[start of Records]

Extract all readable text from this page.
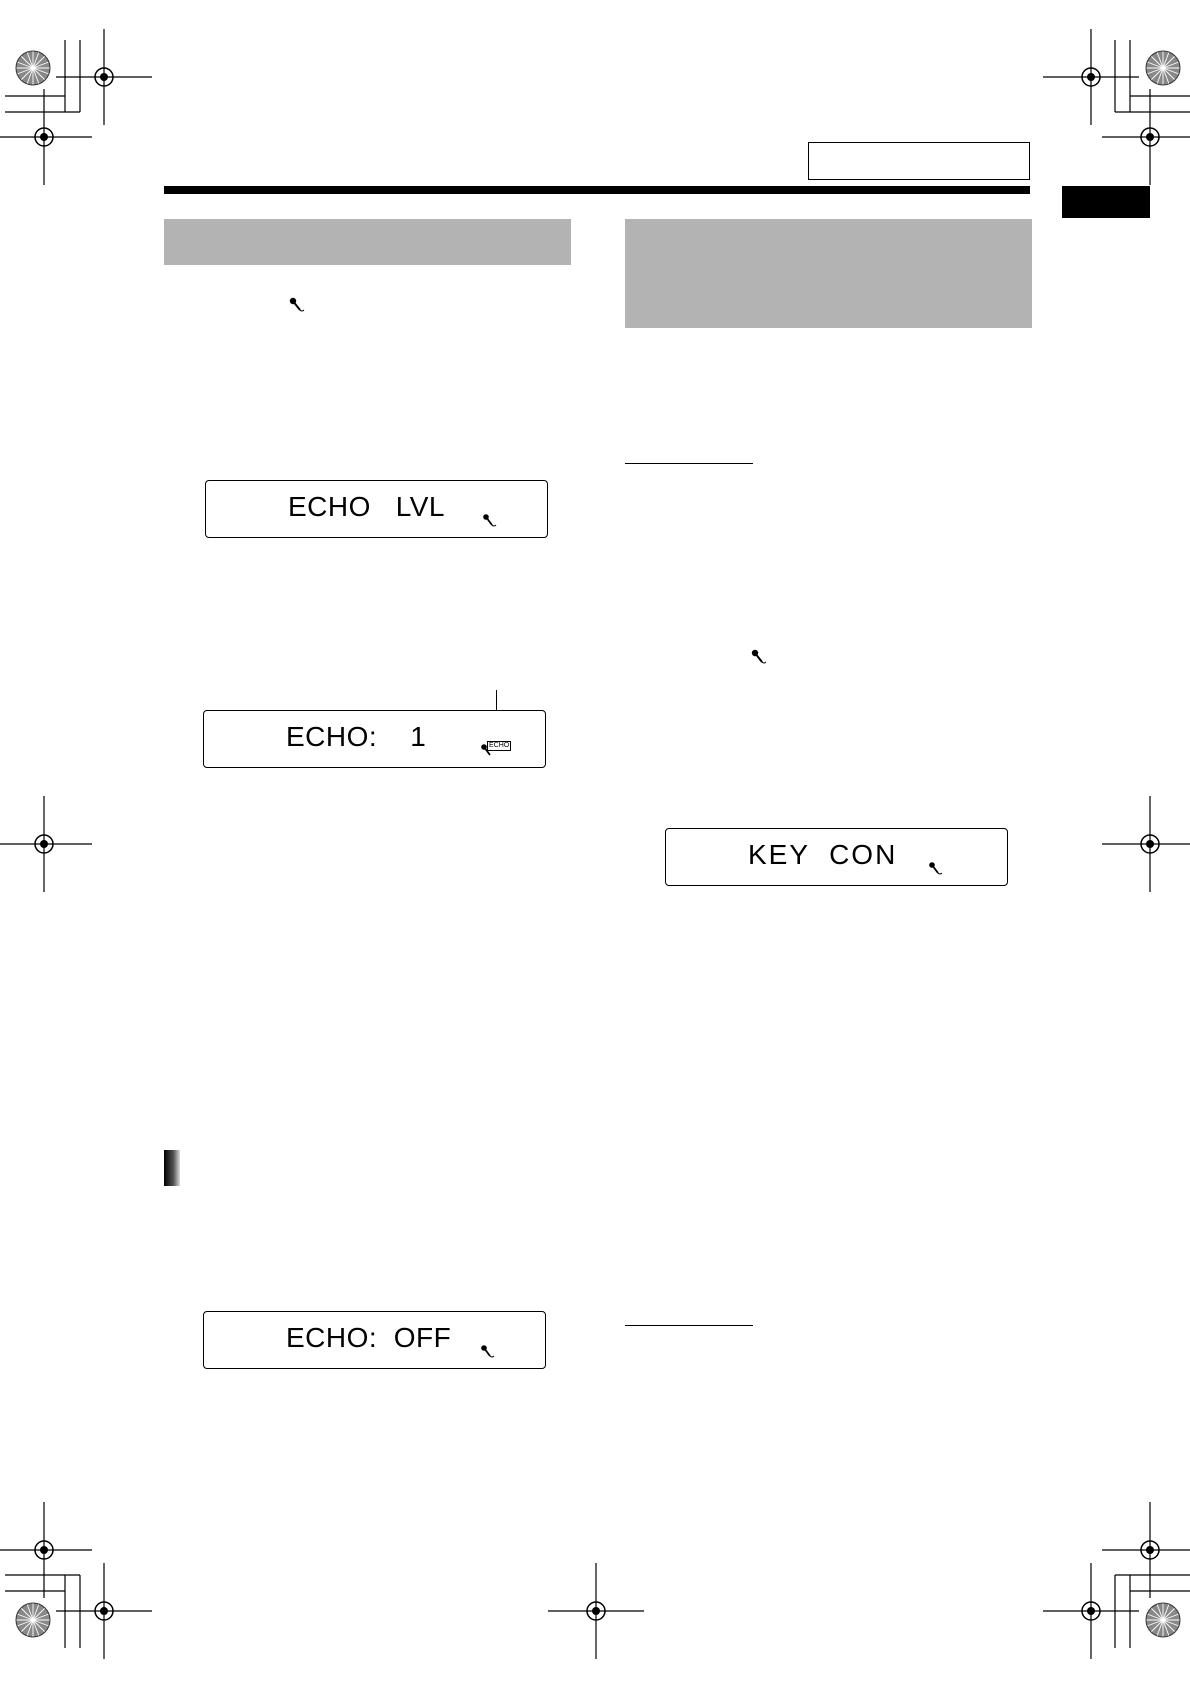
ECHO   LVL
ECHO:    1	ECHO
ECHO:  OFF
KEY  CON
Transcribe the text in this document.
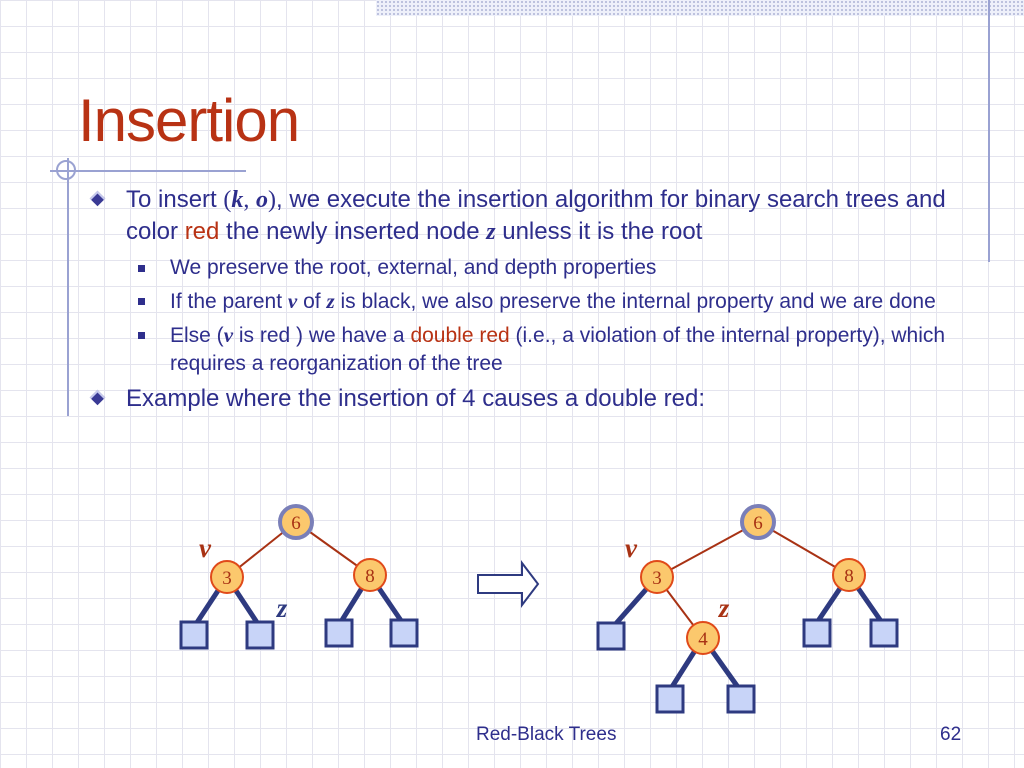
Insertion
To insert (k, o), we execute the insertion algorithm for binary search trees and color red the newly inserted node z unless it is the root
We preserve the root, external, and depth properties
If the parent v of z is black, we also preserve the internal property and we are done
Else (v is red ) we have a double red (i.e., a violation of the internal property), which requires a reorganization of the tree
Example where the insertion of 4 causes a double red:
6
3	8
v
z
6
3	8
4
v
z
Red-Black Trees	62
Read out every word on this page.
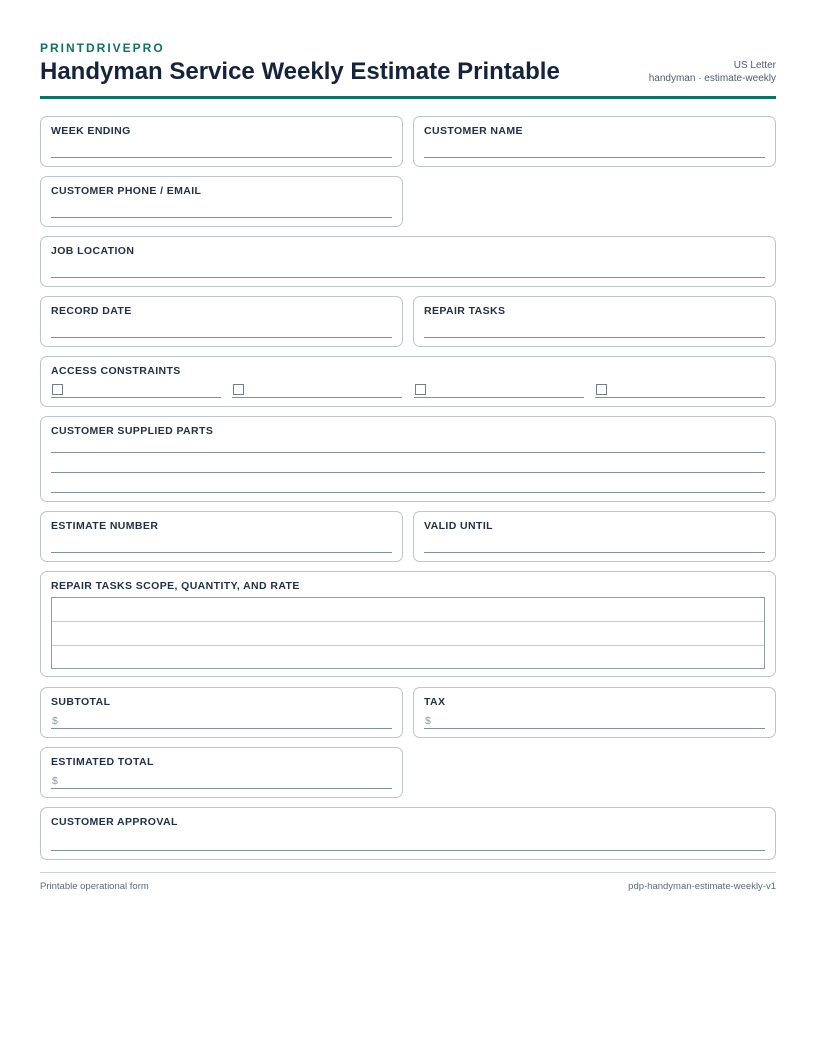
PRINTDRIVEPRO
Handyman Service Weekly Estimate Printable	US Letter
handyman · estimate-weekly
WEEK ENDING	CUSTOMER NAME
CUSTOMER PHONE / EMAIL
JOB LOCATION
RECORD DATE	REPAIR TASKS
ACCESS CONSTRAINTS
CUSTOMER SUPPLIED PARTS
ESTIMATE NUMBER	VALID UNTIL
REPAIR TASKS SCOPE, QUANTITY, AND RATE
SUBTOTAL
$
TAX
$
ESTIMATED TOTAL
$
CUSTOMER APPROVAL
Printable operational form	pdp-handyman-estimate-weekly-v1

[end of Records]

Count how many lines of the listing above include "Printable" and report that number alone.

2